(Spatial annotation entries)
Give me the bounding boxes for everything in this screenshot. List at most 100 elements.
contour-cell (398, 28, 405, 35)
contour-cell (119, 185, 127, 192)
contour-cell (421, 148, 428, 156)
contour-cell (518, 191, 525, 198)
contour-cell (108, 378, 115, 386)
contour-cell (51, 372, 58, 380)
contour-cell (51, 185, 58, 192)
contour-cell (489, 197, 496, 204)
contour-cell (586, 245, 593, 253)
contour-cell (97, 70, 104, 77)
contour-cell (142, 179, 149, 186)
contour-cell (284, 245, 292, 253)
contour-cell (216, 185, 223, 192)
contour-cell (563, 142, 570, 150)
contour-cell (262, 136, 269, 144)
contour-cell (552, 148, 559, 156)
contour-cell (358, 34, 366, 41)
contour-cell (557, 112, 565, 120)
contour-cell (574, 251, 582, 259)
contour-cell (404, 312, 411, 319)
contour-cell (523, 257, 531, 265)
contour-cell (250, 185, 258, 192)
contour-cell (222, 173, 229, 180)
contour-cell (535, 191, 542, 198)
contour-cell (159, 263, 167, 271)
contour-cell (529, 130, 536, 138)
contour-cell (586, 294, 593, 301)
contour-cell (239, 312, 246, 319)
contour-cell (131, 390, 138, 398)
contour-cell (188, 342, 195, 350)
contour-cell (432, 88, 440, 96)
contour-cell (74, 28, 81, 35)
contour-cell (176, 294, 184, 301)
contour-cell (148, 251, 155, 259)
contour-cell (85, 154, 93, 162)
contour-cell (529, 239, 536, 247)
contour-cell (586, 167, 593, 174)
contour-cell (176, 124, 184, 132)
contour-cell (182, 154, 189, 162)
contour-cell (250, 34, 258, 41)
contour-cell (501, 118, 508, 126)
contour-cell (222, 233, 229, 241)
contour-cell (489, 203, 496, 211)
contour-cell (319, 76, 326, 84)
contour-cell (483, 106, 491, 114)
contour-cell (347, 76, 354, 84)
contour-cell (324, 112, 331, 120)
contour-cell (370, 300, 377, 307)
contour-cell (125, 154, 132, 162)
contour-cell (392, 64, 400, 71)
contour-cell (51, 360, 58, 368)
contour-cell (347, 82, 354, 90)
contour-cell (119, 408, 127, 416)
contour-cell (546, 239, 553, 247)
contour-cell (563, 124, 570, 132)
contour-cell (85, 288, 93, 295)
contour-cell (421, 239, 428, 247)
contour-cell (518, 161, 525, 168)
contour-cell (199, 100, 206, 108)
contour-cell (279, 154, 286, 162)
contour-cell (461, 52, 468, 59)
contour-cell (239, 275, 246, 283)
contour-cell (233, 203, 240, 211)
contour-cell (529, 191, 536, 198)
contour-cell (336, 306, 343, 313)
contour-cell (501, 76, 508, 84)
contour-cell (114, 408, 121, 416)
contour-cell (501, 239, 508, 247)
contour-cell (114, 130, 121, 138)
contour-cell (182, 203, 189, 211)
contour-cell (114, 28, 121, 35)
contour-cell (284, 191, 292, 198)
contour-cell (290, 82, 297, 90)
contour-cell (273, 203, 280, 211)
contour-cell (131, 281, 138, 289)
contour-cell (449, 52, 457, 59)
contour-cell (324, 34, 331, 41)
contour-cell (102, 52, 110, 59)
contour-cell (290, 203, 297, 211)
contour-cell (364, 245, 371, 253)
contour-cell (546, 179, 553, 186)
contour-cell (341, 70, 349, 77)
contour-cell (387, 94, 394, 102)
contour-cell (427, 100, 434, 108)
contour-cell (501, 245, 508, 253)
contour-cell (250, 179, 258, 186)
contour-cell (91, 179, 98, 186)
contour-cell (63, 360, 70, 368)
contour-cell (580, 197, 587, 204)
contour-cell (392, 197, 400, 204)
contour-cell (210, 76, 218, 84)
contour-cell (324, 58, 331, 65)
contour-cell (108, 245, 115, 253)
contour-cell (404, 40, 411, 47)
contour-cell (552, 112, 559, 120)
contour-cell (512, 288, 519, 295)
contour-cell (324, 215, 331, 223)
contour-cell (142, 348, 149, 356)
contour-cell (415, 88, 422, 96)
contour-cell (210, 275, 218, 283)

_PROBLEM STATEMENT_
Write out all the items again, swapping every "contour-cell" for "contour-point" and leaving everything else unchanged.

_COMPLETE OUTPUT_
Give me the bounding boxes for everything in this screenshot. List at most 100 elements.
contour-point (398, 28, 405, 35)
contour-point (119, 185, 127, 192)
contour-point (421, 148, 428, 156)
contour-point (518, 191, 525, 198)
contour-point (108, 378, 115, 386)
contour-point (51, 372, 58, 380)
contour-point (51, 185, 58, 192)
contour-point (489, 197, 496, 204)
contour-point (586, 245, 593, 253)
contour-point (97, 70, 104, 77)
contour-point (142, 179, 149, 186)
contour-point (284, 245, 292, 253)
contour-point (216, 185, 223, 192)
contour-point (563, 142, 570, 150)
contour-point (262, 136, 269, 144)
contour-point (552, 148, 559, 156)
contour-point (358, 34, 366, 41)
contour-point (557, 112, 565, 120)
contour-point (574, 251, 582, 259)
contour-point (404, 312, 411, 319)
contour-point (523, 257, 531, 265)
contour-point (250, 185, 258, 192)
contour-point (222, 173, 229, 180)
contour-point (535, 191, 542, 198)
contour-point (159, 263, 167, 271)
contour-point (529, 130, 536, 138)
contour-point (586, 294, 593, 301)
contour-point (239, 312, 246, 319)
contour-point (131, 390, 138, 398)
contour-point (188, 342, 195, 350)
contour-point (432, 88, 440, 96)
contour-point (74, 28, 81, 35)
contour-point (176, 294, 184, 301)
contour-point (148, 251, 155, 259)
contour-point (85, 154, 93, 162)
contour-point (529, 239, 536, 247)
contour-point (586, 167, 593, 174)
contour-point (176, 124, 184, 132)
contour-point (182, 154, 189, 162)
contour-point (250, 34, 258, 41)
contour-point (501, 118, 508, 126)
contour-point (222, 233, 229, 241)
contour-point (489, 203, 496, 211)
contour-point (319, 76, 326, 84)
contour-point (483, 106, 491, 114)
contour-point (347, 76, 354, 84)
contour-point (324, 112, 331, 120)
contour-point (370, 300, 377, 307)
contour-point (125, 154, 132, 162)
contour-point (392, 64, 400, 71)
contour-point (51, 360, 58, 368)
contour-point (347, 82, 354, 90)
contour-point (119, 408, 127, 416)
contour-point (546, 239, 553, 247)
contour-point (563, 124, 570, 132)
contour-point (85, 288, 93, 295)
contour-point (421, 239, 428, 247)
contour-point (518, 161, 525, 168)
contour-point (199, 100, 206, 108)
contour-point (279, 154, 286, 162)
contour-point (461, 52, 468, 59)
contour-point (239, 275, 246, 283)
contour-point (233, 203, 240, 211)
contour-point (529, 191, 536, 198)
contour-point (336, 306, 343, 313)
contour-point (501, 76, 508, 84)
contour-point (114, 408, 121, 416)
contour-point (501, 239, 508, 247)
contour-point (114, 130, 121, 138)
contour-point (182, 203, 189, 211)
contour-point (114, 28, 121, 35)
contour-point (284, 191, 292, 198)
contour-point (290, 82, 297, 90)
contour-point (273, 203, 280, 211)
contour-point (131, 281, 138, 289)
contour-point (449, 52, 457, 59)
contour-point (324, 34, 331, 41)
contour-point (102, 52, 110, 59)
contour-point (290, 203, 297, 211)
contour-point (364, 245, 371, 253)
contour-point (546, 179, 553, 186)
contour-point (341, 70, 349, 77)
contour-point (387, 94, 394, 102)
contour-point (427, 100, 434, 108)
contour-point (501, 245, 508, 253)
contour-point (250, 179, 258, 186)
contour-point (91, 179, 98, 186)
contour-point (63, 360, 70, 368)
contour-point (580, 197, 587, 204)
contour-point (392, 197, 400, 204)
contour-point (210, 76, 218, 84)
contour-point (324, 58, 331, 65)
contour-point (108, 245, 115, 253)
contour-point (404, 40, 411, 47)
contour-point (552, 112, 559, 120)
contour-point (512, 288, 519, 295)
contour-point (324, 215, 331, 223)
contour-point (142, 348, 149, 356)
contour-point (415, 88, 422, 96)
contour-point (210, 275, 218, 283)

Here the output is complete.